(Stored dataset items)
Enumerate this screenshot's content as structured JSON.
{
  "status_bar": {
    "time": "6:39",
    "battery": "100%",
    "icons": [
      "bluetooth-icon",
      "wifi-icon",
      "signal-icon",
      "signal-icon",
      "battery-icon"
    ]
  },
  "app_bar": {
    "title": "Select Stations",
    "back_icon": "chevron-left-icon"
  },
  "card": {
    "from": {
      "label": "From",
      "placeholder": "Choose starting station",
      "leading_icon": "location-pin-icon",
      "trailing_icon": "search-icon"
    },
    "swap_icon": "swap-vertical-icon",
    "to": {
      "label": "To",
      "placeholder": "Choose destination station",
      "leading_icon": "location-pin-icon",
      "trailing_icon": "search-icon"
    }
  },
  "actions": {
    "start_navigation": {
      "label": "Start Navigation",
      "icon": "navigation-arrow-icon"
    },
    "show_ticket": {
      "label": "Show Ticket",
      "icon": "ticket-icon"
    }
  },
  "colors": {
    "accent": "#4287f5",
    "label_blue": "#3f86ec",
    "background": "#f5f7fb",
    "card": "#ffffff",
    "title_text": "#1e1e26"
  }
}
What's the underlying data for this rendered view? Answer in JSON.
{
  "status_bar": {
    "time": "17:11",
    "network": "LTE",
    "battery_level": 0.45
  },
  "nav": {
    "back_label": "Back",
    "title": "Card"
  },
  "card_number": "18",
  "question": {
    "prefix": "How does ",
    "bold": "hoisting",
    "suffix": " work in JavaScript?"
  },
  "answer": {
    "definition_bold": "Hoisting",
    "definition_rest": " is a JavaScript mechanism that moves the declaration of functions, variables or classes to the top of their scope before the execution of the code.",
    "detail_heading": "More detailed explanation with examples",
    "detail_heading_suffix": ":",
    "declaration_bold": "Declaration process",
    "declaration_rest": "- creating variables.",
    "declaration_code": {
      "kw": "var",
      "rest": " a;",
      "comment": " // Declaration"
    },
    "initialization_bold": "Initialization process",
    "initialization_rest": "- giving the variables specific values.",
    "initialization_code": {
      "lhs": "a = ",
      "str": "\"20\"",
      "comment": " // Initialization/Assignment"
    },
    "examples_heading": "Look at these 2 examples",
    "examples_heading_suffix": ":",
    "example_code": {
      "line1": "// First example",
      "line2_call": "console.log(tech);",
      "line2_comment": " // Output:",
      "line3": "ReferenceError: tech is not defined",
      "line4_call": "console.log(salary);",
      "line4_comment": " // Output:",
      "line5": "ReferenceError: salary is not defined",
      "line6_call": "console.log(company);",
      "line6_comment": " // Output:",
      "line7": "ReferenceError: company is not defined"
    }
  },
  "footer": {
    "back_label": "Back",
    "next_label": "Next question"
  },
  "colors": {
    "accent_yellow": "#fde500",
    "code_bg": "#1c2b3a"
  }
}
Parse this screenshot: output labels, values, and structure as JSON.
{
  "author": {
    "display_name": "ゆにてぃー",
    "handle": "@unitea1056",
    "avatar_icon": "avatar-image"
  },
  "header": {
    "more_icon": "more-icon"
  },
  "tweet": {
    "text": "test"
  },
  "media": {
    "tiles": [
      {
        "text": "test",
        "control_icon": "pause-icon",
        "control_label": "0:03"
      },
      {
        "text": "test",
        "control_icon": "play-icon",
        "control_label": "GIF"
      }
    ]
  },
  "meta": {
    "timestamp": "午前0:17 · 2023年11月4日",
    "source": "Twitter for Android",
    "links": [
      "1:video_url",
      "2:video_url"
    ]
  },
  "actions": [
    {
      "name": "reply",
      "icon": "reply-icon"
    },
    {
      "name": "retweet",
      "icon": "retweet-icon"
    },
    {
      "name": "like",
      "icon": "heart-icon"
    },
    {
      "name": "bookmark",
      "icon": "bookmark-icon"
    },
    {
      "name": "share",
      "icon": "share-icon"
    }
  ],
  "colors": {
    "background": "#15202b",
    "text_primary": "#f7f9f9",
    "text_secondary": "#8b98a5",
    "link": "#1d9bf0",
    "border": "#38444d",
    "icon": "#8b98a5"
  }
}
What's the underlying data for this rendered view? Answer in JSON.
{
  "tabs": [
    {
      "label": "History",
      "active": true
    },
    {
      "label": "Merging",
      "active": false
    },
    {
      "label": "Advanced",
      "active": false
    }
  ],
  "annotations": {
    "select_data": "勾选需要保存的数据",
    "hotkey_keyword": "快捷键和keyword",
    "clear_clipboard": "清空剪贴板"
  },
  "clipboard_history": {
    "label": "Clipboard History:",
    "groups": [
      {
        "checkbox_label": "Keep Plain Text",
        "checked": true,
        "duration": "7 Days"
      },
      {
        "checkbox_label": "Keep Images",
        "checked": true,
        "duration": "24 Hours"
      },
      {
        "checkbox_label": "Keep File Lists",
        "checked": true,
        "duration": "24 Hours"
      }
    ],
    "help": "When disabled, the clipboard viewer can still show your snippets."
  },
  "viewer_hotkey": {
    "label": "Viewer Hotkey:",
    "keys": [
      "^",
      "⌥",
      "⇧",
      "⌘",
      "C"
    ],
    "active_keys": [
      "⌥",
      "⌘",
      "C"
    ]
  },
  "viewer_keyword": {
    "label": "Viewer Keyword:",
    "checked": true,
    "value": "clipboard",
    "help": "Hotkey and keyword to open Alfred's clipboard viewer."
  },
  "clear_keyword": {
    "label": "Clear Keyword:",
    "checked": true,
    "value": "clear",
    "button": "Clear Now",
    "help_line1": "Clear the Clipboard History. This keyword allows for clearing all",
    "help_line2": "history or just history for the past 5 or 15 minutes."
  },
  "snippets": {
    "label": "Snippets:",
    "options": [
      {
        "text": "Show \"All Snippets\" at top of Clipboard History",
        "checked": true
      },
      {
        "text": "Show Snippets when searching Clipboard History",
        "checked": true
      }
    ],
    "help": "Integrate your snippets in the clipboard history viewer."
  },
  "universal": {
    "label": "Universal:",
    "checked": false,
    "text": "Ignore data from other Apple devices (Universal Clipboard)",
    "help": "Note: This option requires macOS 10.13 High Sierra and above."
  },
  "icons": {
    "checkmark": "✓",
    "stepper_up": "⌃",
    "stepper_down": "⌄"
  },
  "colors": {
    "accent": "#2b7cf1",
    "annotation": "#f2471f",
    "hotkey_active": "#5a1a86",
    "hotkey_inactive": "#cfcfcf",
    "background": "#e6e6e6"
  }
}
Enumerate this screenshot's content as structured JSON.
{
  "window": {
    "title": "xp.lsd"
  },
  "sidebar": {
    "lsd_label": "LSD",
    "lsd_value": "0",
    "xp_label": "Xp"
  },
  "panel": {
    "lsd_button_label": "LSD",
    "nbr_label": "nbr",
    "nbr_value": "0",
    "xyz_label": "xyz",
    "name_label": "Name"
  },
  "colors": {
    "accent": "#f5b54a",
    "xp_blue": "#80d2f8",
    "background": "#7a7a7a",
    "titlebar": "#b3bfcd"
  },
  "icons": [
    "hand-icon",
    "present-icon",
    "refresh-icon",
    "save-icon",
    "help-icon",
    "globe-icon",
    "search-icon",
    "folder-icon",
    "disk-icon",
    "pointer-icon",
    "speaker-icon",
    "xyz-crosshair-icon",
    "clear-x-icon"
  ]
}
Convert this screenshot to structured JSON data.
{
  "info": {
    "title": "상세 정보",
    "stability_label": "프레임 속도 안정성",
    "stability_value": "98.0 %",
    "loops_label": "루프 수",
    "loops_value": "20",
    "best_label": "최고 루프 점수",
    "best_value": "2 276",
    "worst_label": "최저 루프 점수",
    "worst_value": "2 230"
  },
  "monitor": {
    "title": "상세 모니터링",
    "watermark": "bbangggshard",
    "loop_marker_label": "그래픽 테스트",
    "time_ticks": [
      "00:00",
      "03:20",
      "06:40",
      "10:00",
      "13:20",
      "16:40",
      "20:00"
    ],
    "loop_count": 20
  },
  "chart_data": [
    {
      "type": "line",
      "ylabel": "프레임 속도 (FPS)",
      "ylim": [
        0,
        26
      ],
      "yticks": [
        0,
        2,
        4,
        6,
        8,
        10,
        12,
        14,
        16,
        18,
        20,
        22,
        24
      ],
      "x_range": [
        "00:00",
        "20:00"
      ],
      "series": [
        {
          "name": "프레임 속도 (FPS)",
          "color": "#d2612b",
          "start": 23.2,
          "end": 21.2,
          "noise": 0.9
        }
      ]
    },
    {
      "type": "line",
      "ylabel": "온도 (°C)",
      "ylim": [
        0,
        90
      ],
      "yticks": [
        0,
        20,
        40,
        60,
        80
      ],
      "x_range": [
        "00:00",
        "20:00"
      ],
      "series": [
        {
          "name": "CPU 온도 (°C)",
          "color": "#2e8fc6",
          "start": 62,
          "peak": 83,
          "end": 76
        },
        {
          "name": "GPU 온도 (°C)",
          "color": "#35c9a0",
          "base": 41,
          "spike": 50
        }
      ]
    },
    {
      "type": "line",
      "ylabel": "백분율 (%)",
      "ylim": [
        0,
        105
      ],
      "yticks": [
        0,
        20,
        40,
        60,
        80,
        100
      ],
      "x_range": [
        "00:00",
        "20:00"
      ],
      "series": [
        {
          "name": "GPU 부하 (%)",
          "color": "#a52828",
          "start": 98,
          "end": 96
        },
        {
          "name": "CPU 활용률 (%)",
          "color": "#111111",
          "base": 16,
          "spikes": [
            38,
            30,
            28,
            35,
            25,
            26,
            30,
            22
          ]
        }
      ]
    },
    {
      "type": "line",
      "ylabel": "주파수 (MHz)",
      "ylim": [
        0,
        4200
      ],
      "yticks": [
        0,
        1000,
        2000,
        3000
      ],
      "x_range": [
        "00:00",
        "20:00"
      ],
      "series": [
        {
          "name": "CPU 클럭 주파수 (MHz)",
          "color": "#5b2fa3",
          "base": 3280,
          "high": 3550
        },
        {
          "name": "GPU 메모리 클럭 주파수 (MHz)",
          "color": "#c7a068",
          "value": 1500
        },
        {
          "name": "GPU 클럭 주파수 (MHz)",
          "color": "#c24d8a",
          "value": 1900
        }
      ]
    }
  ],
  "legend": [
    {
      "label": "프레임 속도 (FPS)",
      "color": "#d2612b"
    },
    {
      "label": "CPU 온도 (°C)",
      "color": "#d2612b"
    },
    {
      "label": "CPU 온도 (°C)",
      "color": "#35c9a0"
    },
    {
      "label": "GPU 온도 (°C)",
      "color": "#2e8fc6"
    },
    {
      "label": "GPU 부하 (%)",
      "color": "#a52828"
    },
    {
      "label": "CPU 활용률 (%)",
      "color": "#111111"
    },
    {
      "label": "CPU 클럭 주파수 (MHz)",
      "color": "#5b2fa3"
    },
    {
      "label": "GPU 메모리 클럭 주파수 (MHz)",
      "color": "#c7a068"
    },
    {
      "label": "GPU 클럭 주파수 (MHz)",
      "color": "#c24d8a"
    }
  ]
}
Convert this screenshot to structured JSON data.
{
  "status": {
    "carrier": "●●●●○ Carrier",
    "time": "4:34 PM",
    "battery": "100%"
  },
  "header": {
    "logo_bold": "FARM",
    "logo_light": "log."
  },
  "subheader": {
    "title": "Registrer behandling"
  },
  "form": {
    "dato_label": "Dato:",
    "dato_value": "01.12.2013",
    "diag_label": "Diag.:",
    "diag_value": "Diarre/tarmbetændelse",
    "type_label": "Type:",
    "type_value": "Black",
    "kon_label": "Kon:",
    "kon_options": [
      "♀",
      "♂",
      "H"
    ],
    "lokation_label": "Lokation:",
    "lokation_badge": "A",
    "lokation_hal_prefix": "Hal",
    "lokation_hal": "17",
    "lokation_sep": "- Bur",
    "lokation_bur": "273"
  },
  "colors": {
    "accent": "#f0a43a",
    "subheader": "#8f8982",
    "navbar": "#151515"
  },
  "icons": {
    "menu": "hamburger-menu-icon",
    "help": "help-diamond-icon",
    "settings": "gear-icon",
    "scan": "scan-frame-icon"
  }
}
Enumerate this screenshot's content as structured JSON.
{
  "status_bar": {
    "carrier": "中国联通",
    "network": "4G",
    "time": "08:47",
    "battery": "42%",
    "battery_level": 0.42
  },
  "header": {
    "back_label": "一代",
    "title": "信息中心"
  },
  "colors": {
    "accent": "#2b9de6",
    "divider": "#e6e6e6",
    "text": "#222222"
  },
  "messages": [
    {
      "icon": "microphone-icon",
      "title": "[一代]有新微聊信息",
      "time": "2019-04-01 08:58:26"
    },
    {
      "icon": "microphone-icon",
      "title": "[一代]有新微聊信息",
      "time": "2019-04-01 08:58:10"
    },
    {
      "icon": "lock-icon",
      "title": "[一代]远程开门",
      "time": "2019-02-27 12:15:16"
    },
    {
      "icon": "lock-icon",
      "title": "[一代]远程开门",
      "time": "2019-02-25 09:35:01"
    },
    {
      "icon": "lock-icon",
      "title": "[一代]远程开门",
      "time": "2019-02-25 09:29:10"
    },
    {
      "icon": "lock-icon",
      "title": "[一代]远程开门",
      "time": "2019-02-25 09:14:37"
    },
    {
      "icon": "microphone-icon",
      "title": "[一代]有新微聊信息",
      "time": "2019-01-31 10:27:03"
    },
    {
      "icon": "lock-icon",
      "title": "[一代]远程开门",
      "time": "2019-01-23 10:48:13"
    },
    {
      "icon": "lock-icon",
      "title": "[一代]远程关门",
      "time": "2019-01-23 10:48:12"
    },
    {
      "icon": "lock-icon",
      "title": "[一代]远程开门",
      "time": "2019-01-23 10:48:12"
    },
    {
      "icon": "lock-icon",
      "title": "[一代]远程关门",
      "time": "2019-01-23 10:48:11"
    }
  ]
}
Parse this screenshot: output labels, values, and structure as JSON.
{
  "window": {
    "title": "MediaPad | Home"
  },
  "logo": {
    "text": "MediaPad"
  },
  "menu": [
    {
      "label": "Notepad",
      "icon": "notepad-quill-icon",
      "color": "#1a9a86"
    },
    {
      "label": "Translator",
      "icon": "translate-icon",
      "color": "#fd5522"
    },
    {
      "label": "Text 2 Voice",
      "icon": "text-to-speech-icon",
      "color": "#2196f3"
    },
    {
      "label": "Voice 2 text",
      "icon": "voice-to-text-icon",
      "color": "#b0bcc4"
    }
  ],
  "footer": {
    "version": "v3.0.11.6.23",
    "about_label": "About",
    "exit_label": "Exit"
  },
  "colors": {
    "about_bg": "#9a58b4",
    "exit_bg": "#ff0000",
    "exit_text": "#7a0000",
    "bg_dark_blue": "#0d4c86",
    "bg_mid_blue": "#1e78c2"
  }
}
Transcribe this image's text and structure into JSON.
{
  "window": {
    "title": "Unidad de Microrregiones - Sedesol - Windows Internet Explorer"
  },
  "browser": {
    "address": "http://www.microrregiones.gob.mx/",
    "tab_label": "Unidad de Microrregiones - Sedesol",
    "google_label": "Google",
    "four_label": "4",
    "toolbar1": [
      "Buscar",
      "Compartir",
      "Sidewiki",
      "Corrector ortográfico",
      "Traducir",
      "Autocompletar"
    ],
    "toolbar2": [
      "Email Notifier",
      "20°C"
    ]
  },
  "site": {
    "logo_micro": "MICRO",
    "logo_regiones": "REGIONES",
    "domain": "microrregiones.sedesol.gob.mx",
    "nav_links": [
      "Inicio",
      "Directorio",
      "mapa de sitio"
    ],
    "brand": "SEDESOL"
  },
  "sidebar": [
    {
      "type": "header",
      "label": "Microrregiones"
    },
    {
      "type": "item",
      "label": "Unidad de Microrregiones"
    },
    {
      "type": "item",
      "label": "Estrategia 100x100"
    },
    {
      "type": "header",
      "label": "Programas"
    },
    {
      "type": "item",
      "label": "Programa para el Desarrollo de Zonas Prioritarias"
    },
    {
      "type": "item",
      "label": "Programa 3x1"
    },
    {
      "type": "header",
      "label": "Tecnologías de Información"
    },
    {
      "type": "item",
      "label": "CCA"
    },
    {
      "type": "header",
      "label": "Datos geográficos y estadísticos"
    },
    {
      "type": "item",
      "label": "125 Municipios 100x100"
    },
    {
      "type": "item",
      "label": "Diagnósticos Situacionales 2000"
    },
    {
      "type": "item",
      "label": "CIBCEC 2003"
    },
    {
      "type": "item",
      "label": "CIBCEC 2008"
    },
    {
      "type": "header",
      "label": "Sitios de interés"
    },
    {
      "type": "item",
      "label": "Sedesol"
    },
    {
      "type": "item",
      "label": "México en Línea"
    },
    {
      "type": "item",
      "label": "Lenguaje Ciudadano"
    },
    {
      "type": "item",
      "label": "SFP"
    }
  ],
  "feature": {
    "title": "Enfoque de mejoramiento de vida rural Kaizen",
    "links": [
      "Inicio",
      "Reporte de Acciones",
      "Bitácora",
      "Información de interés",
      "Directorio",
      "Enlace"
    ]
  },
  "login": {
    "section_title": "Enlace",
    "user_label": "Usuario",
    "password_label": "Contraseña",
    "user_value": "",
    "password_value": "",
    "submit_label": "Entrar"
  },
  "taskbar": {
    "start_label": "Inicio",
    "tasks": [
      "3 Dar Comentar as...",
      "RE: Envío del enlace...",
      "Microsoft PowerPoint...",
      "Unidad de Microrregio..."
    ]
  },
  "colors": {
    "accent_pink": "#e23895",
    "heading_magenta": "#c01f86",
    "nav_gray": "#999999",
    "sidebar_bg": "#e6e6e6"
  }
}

#### WRITTEN REQUEST
Only the number is wanted: how many lines of these entries contain the string "Unidad"?

#### FULL SOLUTION
4